» **Task instructions**:
Decide whether each of the following statements agrees with the text on LSD1: (a) LSD1 was the first identified nuclear protein shown to have histone demethylase activity; (b) LSD1 removes methyl groups only from trimethylated lysine residues; (c) underexpression of LSD1 is linked to cancer development. For each statement, answer yes or no and quote the words of the text that decide it.

» **Source document**:
━━━━━━
LSD1: more than demethylation of histone lysine residues

Lysine-specific histone demethylase 1 (LSD1) represents the first example of an identified nuclear protein with histone demethylase activity. In particular, it plays a special role in the epigenetic regulation of gene expression, as it removes methyl groups from mono- and dimethylated lysine 4 and/or lysine 9 on histone H3 (H3K4me1/2 and H3K9me1/2), behaving as a repressor or activator of gene expression, respectively. Moreover, it has been recently found to demethylate monomethylated and dimethylated lysine 20 in histone H4 and to contribute to the balance of several other methylated lysine residues in histone H3 (i.e., H3K27, H3K36, and H3K79). Furthermore, in recent years, a plethora of nonhistone proteins have been detected as targets of LSD1 activity, suggesting that this demethylase is a fundamental player in the regulation of multiple pathways triggered in several cellular processes, including cancer progression. In this review, we analyze the molecular mechanism by which LSD1 displays its dual effect on gene expression (related to the specific lysine target), placing final emphasis on the use of pharmacological inhibitors of its activity in future clinical studies to fight cancer. Cancer: Enzyme modifying chromosomal proteins needs closer examination Further research into the complex structure and behavior of an enzyme involved in gene regulation could improve future cancer therapies. The modification of chromosomal proteins known as histones can fundamentally change gene expression and influence the progression of diseases such as cancer. Bruno Perillo at the Italian National Research Council, Naples, Italy, and co-workers reviewed understanding of the structurally complex enzyme lysine-specific histone demethylase 1 A (LSD1), which interacts with multiple targets including histones. LSD1 removes methyl groups from histones, fine-tuning gene expression and influencing protein activity. The overexpression of LSD1 is linked to cancer development, particularly in aggressive cancers, and inhibiting LSD1 has shown promise in slowing progression and cancer spread. The researchers call for further research into the complexities of LSD1 activity, both in cancers and normal cell function.
━━━━━━
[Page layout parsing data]
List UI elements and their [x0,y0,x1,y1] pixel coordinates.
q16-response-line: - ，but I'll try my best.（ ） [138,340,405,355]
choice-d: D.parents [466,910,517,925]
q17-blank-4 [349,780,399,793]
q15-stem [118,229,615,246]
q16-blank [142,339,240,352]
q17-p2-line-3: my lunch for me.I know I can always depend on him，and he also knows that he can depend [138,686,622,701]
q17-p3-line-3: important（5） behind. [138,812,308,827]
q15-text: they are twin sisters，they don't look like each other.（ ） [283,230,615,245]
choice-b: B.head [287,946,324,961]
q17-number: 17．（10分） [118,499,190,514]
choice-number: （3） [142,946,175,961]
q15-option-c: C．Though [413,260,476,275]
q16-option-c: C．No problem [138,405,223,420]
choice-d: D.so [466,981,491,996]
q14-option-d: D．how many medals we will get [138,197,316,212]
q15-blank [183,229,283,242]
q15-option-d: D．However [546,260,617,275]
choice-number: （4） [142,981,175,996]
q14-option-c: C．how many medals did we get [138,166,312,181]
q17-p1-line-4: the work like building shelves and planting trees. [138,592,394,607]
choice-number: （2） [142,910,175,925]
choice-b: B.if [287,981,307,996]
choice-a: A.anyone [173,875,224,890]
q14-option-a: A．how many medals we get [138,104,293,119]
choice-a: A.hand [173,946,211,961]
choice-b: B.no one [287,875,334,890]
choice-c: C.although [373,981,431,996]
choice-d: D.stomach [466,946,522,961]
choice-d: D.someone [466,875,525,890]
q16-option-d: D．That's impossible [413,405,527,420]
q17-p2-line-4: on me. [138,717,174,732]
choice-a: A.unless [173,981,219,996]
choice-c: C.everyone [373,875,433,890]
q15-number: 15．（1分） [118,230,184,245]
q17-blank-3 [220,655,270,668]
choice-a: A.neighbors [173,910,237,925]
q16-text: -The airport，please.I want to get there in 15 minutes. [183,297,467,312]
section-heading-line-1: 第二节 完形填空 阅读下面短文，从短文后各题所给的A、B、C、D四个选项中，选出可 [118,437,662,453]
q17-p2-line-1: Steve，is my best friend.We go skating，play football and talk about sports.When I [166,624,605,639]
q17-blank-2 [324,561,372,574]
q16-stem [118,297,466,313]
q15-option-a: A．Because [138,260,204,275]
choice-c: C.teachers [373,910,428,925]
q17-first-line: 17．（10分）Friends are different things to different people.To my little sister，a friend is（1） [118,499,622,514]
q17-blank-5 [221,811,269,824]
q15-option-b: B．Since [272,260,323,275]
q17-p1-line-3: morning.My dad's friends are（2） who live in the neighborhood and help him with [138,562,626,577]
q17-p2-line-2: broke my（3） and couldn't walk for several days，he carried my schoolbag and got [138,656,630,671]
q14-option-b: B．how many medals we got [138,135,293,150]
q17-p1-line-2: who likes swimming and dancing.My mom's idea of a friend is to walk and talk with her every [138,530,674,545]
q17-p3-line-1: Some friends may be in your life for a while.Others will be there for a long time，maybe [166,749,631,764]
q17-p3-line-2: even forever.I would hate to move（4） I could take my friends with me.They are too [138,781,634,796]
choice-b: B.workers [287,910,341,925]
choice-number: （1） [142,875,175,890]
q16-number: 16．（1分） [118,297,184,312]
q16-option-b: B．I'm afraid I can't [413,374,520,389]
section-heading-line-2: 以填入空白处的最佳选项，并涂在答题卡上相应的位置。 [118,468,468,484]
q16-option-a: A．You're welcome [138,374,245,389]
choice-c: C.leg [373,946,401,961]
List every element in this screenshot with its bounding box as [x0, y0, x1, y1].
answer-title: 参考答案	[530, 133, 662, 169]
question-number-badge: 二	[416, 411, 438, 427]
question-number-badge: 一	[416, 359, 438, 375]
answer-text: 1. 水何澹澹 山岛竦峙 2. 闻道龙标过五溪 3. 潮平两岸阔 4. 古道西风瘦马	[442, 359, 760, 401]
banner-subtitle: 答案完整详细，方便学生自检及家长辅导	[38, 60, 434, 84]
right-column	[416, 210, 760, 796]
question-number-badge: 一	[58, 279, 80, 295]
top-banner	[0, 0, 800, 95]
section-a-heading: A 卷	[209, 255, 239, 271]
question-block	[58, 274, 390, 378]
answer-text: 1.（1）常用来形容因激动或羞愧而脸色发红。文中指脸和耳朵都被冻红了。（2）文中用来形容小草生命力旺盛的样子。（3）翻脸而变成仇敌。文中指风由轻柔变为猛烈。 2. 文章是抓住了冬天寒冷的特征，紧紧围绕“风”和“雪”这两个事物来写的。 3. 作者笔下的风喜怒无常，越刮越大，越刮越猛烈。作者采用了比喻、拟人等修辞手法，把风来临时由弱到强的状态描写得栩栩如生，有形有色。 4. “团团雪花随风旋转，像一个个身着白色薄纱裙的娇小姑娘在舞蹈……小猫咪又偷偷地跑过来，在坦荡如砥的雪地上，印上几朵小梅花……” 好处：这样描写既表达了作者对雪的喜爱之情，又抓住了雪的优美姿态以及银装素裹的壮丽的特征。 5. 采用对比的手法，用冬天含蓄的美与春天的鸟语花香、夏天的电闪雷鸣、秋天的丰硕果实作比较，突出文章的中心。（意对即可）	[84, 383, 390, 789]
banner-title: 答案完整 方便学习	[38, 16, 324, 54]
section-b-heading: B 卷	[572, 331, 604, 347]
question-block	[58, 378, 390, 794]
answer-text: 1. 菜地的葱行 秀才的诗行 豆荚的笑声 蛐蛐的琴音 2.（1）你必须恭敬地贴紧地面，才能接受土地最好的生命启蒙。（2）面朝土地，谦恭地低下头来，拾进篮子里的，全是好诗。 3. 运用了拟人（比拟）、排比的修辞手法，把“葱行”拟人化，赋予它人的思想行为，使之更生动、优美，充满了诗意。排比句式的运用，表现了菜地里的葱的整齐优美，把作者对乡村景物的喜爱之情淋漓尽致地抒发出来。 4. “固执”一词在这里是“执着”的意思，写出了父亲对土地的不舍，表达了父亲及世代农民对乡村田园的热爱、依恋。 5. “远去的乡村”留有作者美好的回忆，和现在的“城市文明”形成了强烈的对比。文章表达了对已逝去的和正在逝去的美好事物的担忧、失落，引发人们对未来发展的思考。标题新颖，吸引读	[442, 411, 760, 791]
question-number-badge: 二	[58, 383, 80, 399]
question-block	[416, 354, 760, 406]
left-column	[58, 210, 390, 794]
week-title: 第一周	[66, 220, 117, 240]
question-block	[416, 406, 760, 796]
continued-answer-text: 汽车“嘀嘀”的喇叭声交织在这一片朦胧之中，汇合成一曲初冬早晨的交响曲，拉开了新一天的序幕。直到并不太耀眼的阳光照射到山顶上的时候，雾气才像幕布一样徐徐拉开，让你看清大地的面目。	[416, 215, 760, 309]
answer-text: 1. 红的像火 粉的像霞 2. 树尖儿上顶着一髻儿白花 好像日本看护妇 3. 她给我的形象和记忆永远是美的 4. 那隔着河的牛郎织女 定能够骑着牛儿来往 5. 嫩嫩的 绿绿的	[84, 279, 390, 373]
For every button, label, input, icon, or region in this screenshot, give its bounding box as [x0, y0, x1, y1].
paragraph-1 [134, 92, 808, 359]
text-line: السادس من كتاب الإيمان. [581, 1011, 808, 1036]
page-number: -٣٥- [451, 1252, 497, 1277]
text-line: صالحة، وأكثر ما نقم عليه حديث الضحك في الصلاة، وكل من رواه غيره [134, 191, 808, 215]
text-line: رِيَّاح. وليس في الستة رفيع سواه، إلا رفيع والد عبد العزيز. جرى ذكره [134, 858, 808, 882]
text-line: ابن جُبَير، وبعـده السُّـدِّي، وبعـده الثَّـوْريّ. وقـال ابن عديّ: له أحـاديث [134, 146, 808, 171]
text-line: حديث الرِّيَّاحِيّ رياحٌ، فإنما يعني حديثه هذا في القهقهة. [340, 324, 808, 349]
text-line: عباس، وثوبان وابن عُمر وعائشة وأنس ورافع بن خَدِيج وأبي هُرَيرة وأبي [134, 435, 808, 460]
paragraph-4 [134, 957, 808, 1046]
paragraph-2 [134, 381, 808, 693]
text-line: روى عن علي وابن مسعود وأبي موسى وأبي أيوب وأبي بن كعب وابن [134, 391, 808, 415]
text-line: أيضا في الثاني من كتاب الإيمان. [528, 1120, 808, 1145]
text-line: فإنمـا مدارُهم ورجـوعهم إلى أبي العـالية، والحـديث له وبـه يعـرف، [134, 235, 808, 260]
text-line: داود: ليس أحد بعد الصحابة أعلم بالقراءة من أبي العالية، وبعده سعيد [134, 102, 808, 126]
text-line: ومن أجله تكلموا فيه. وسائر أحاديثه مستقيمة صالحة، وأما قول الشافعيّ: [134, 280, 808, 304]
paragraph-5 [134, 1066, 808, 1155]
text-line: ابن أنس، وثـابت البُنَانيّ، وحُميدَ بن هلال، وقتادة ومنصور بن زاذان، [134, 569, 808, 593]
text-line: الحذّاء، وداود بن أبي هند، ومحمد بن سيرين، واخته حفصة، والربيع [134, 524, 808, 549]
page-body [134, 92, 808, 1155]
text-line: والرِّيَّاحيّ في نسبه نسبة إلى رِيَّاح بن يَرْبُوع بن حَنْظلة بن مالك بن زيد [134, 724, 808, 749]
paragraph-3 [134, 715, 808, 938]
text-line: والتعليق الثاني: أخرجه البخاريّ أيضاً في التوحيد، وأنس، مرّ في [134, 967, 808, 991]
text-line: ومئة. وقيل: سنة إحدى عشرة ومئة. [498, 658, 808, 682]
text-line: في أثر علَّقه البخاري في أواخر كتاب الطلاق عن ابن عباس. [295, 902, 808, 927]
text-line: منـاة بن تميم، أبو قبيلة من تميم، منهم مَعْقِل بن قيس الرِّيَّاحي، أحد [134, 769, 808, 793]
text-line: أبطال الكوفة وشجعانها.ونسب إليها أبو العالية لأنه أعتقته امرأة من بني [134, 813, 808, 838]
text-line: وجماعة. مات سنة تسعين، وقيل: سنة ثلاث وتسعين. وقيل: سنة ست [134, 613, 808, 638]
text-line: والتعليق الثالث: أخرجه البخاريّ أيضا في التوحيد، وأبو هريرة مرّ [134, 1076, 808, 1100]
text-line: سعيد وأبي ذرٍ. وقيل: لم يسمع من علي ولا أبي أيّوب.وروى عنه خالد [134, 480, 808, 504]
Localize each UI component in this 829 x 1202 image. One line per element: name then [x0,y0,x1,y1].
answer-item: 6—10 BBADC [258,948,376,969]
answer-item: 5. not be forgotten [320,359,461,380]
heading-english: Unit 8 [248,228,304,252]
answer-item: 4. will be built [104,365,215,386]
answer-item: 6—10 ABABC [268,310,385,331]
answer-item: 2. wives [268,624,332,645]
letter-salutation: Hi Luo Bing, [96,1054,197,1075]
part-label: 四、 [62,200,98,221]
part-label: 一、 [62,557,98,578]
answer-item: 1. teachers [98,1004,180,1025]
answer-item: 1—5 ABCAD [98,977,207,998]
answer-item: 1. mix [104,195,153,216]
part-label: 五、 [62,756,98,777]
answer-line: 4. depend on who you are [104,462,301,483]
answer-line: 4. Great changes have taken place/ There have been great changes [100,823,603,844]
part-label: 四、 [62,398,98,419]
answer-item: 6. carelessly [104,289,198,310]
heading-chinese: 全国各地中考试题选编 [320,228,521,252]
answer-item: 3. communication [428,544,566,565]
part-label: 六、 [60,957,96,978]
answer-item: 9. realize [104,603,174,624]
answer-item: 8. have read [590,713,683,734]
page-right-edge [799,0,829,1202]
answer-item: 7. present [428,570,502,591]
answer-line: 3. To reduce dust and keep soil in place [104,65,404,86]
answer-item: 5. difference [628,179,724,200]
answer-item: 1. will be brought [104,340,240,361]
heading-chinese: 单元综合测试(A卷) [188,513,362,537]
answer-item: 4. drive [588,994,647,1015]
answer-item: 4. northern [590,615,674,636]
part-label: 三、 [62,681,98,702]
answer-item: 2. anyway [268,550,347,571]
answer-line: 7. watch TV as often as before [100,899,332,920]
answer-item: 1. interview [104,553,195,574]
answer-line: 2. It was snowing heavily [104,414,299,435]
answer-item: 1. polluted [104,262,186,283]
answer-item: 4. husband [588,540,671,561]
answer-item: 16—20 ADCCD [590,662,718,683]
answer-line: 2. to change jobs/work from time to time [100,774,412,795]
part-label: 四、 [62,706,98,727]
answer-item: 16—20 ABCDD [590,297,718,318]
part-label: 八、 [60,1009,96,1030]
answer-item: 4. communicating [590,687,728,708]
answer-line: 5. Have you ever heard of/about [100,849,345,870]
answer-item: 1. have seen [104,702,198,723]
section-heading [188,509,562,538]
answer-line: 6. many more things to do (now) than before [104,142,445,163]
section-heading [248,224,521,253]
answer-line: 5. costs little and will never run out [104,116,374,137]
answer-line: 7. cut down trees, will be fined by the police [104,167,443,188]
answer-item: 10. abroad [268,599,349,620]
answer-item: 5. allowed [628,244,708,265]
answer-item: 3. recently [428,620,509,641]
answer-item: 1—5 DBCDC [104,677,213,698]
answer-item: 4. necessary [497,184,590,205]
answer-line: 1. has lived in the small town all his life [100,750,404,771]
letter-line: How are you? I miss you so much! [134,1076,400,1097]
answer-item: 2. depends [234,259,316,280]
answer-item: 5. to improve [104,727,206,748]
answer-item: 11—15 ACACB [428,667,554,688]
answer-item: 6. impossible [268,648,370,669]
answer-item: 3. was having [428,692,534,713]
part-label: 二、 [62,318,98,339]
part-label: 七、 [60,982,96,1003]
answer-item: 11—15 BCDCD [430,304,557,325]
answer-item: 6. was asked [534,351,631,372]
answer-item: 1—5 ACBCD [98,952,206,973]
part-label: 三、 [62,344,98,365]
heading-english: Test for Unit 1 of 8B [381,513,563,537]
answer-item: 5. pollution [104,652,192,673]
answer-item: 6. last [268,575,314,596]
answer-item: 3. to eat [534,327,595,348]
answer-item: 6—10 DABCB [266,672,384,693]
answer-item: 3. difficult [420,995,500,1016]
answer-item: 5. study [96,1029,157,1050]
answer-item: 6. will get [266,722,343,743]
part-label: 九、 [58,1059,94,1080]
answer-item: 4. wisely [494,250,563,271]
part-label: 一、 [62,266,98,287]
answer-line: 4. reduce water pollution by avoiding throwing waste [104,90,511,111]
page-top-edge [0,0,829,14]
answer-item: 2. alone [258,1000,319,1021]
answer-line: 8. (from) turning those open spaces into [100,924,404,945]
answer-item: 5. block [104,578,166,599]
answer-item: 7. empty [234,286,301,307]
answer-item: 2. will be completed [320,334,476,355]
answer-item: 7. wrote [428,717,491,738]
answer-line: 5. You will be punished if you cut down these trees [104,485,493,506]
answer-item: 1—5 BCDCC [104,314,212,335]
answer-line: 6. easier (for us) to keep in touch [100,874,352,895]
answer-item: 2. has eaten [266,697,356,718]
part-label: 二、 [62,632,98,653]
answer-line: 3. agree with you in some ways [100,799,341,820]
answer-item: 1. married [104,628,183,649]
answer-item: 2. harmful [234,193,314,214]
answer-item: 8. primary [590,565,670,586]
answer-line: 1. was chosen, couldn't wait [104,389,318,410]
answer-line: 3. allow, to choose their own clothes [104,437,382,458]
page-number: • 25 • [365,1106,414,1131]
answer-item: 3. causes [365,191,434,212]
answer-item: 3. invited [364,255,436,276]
━━━━━━
» **Response area**:
(a) Yes: "Lysine-specific histone demethylase 1 (LSD1) represents the first example of an identified nuclear protein with histone demethylase activity."
(b) No: "it removes methyl groups from mono- and dimethylated lysine 4 and/or lysine 9 on histone H3"
(c) No: "The overexpression of LSD1 is linked to cancer development"